Short task >> Pick out the lines in the listing below that contain the word "صادراتی" and copy them.

Exercise inputs >>
++++++++++

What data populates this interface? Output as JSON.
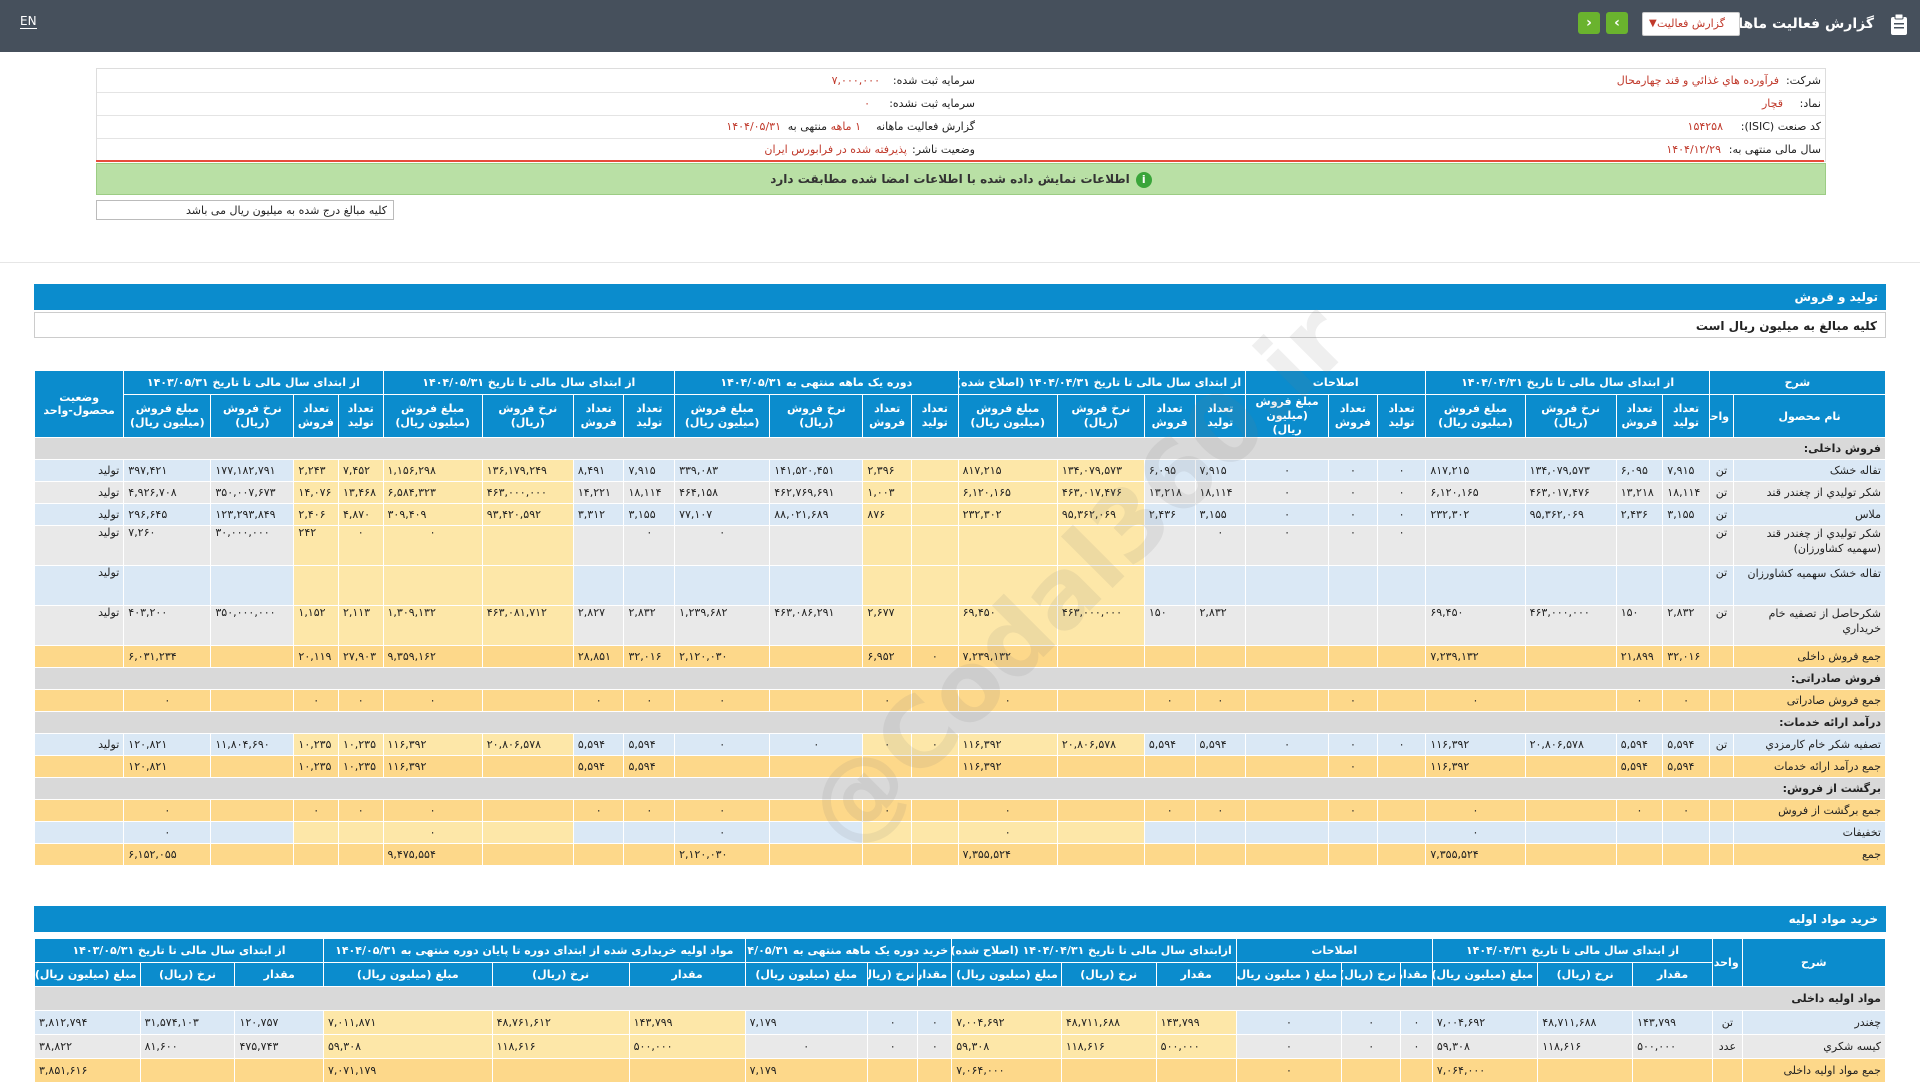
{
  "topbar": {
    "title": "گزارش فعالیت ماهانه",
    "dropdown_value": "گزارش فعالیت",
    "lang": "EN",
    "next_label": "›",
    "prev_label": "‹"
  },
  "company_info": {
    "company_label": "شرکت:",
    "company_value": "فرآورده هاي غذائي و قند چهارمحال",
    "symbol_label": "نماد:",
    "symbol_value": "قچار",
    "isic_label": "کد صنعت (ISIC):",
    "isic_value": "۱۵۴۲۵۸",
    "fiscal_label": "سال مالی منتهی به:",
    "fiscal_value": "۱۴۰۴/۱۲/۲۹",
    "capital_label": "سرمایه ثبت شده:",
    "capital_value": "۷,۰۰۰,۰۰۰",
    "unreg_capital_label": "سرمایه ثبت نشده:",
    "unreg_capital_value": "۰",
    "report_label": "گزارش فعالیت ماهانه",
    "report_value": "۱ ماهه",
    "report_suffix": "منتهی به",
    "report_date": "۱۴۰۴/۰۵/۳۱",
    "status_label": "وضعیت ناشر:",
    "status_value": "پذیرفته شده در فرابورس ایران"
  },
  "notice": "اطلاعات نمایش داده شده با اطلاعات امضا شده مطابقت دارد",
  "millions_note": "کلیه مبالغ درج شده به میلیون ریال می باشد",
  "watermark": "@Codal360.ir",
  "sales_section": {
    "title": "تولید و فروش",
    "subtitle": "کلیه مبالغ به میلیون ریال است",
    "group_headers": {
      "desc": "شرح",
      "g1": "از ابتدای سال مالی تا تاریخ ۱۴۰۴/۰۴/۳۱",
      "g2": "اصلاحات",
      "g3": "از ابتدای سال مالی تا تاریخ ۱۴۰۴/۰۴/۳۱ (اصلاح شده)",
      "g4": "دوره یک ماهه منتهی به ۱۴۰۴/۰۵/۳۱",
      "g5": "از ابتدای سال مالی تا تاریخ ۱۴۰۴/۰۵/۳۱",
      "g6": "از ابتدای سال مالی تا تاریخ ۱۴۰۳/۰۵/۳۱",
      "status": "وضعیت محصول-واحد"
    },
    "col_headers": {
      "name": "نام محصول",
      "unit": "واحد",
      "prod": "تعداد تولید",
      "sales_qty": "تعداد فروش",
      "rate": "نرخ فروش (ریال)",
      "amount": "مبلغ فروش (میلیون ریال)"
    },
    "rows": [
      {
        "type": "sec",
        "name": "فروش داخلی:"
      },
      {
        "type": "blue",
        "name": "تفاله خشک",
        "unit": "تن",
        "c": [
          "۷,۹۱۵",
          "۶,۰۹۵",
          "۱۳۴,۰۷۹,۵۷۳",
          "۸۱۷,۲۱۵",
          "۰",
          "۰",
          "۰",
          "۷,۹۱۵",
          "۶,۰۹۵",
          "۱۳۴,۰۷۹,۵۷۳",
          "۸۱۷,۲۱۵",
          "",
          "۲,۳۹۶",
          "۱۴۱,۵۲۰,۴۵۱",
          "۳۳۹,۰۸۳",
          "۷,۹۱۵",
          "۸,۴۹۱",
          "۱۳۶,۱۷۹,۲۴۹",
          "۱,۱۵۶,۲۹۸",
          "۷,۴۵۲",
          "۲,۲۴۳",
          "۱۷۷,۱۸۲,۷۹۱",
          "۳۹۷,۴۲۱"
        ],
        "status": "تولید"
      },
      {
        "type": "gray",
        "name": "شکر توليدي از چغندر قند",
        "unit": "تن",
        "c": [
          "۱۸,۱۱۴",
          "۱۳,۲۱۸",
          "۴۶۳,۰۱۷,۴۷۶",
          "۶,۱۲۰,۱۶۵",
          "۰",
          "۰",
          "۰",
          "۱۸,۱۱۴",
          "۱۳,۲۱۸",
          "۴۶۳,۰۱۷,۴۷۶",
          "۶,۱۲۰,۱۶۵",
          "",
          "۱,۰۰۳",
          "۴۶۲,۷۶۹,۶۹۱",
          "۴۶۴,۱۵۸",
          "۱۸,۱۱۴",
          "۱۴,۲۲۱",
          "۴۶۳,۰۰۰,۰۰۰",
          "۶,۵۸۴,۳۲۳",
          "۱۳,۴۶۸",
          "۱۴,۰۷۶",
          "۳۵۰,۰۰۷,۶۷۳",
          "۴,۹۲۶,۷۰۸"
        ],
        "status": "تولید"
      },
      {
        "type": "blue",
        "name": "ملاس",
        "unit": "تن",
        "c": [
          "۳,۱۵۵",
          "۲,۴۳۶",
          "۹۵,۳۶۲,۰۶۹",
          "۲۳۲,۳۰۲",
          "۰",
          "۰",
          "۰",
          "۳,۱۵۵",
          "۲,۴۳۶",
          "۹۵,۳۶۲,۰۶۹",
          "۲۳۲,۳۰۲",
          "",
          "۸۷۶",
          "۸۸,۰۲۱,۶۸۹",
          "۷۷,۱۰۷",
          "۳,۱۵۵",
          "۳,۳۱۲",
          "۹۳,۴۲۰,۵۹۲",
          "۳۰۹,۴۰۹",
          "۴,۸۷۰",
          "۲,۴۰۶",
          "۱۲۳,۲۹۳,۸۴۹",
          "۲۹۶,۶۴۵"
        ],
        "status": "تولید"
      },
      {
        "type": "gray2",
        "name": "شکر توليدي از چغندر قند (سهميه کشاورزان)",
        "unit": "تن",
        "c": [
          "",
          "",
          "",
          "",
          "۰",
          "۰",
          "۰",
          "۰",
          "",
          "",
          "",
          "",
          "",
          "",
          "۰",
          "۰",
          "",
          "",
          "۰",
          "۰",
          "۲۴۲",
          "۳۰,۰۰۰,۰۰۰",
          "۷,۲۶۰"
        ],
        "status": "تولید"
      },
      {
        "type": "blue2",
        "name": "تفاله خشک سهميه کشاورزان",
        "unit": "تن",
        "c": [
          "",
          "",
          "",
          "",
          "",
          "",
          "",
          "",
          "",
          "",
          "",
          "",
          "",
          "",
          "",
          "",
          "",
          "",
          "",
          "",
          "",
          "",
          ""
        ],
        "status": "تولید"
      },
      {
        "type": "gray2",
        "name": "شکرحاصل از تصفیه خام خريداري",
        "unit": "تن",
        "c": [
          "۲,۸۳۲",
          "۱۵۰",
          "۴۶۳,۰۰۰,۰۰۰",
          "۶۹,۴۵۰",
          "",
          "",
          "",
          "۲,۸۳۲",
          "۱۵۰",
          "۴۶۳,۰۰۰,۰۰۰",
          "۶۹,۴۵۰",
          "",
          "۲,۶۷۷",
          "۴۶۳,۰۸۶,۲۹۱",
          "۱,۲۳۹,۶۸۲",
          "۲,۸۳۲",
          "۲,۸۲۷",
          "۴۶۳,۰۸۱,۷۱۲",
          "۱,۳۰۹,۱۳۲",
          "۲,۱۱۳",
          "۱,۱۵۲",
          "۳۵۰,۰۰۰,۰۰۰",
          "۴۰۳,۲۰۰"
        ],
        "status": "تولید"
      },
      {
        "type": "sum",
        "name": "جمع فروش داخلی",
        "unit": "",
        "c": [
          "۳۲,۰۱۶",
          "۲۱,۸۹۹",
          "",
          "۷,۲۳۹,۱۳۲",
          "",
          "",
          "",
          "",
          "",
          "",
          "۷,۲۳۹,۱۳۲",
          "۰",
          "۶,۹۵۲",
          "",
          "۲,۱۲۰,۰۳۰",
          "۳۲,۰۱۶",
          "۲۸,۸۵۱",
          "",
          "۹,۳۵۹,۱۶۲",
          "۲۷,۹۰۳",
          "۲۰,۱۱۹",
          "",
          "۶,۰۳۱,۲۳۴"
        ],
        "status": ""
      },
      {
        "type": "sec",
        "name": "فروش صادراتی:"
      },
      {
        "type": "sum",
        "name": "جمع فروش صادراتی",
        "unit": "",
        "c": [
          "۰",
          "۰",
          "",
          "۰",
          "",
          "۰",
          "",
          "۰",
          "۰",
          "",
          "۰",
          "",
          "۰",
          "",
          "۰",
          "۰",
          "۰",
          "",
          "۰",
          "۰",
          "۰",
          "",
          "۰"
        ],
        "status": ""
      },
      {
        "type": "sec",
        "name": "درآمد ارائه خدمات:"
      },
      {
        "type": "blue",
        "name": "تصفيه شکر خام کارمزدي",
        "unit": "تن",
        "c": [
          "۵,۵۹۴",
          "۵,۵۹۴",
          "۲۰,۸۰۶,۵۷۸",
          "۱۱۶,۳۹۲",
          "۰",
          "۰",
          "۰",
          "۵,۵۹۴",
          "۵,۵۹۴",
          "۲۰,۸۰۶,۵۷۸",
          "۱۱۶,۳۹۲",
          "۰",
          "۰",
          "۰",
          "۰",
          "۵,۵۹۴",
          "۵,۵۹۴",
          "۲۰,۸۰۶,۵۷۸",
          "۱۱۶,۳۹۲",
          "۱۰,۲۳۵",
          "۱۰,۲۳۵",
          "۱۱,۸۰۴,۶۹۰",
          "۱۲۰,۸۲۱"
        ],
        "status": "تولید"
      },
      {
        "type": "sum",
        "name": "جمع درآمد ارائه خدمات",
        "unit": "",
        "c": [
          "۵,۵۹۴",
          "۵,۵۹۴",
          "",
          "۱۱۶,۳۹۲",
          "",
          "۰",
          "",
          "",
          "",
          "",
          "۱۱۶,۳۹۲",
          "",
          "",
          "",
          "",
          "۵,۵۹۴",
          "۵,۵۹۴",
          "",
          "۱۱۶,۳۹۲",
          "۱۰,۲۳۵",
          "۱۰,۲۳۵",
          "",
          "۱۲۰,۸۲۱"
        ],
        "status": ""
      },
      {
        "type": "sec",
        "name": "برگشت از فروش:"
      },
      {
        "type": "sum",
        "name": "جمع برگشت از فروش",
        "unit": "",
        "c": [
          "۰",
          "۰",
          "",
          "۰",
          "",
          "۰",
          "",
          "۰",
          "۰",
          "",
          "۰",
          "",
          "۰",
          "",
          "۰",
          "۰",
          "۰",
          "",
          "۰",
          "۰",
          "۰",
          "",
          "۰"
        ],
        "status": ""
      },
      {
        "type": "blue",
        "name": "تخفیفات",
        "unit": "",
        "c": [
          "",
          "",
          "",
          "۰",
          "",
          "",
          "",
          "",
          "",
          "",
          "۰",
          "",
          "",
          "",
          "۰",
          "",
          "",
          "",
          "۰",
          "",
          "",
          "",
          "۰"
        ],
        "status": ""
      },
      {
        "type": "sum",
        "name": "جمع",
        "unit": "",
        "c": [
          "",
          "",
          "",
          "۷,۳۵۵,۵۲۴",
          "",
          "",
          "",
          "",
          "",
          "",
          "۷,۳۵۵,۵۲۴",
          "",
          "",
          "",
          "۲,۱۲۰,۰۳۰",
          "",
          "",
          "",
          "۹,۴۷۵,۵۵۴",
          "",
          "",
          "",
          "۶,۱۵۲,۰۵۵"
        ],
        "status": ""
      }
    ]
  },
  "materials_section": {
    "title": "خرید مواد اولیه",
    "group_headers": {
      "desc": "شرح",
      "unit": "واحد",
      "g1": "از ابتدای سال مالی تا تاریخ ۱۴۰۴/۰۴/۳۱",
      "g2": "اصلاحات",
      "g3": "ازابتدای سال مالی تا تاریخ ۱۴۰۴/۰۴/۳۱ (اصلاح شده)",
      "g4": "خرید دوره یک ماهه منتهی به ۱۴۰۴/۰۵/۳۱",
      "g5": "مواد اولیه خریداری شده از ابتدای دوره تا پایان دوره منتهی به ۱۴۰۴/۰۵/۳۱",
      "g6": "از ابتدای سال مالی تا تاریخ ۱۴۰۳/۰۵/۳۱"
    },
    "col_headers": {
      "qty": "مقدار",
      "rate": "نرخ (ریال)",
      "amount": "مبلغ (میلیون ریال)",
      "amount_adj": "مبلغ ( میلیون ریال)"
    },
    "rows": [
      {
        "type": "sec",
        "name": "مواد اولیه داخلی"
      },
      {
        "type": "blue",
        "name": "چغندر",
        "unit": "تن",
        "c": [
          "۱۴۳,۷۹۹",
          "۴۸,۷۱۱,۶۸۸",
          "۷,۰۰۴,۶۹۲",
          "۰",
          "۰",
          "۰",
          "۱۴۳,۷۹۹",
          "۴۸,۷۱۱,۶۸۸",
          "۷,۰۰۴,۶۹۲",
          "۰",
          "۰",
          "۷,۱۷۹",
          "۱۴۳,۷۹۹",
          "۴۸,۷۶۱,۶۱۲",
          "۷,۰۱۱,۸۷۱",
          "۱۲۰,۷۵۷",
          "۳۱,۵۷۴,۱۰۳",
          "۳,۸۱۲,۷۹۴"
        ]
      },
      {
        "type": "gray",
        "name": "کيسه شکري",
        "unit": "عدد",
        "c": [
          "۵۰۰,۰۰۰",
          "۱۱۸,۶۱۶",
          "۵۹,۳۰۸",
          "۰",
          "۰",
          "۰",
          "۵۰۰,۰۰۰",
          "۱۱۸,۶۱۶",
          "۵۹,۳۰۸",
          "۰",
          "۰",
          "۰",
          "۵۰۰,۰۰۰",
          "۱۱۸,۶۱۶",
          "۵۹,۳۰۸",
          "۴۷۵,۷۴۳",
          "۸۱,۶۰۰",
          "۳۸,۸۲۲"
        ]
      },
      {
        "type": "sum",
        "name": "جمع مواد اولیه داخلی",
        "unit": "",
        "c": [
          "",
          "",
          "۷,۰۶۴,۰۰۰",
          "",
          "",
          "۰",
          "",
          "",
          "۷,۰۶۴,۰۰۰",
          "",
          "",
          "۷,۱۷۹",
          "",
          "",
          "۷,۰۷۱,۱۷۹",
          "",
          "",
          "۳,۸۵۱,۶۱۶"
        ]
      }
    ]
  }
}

++++++++++

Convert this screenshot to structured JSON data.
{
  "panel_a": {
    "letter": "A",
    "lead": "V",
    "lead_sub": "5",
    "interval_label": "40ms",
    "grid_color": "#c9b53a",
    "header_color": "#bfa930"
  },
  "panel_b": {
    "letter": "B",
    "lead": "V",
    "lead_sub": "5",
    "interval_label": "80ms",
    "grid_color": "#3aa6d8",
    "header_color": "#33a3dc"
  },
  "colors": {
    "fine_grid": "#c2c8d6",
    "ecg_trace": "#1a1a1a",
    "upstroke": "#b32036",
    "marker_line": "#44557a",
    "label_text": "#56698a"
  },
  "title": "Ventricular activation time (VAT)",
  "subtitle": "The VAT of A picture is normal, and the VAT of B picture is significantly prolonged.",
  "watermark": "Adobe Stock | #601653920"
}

++++++++++

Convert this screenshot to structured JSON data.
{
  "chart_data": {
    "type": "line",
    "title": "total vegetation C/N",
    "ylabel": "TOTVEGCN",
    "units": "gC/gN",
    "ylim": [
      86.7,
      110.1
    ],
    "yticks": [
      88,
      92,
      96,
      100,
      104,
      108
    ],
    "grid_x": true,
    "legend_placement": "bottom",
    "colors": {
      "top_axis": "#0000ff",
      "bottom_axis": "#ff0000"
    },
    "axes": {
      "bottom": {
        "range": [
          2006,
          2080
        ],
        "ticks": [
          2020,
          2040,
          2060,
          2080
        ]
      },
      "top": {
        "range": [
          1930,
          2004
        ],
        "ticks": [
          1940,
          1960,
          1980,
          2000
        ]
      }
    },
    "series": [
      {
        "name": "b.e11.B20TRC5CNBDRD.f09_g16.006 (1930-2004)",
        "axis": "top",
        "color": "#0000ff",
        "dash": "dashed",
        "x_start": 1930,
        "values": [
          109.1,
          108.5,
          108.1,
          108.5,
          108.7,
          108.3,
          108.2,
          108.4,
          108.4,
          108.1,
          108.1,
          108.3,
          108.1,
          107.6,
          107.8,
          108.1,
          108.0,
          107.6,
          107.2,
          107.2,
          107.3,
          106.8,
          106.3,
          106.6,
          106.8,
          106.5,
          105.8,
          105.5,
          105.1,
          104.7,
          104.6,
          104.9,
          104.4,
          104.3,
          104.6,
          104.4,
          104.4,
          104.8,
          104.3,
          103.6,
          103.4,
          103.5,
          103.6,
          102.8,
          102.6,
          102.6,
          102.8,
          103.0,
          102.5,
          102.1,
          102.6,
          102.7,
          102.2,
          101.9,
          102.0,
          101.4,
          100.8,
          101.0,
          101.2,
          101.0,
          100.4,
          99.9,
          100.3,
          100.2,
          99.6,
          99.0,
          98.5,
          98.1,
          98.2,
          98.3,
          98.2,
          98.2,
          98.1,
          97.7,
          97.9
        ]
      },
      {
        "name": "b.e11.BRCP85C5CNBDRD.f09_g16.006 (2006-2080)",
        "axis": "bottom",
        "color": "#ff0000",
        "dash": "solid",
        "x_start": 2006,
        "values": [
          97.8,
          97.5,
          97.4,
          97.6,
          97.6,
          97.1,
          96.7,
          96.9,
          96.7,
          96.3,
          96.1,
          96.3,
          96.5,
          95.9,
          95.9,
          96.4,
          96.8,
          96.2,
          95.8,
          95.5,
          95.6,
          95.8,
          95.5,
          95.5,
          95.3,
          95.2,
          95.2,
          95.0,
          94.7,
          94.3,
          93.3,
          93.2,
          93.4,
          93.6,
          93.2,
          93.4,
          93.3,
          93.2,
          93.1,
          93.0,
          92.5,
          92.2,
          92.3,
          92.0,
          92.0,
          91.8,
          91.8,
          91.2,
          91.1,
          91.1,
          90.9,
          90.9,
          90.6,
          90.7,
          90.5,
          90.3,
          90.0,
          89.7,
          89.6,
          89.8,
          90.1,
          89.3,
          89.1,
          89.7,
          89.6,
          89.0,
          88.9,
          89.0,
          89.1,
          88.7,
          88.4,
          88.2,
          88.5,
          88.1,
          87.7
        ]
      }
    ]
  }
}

++++++++++

Full output >>
        "name": "فروش صادراتی:"
        "name": "جمع فروش صادراتی",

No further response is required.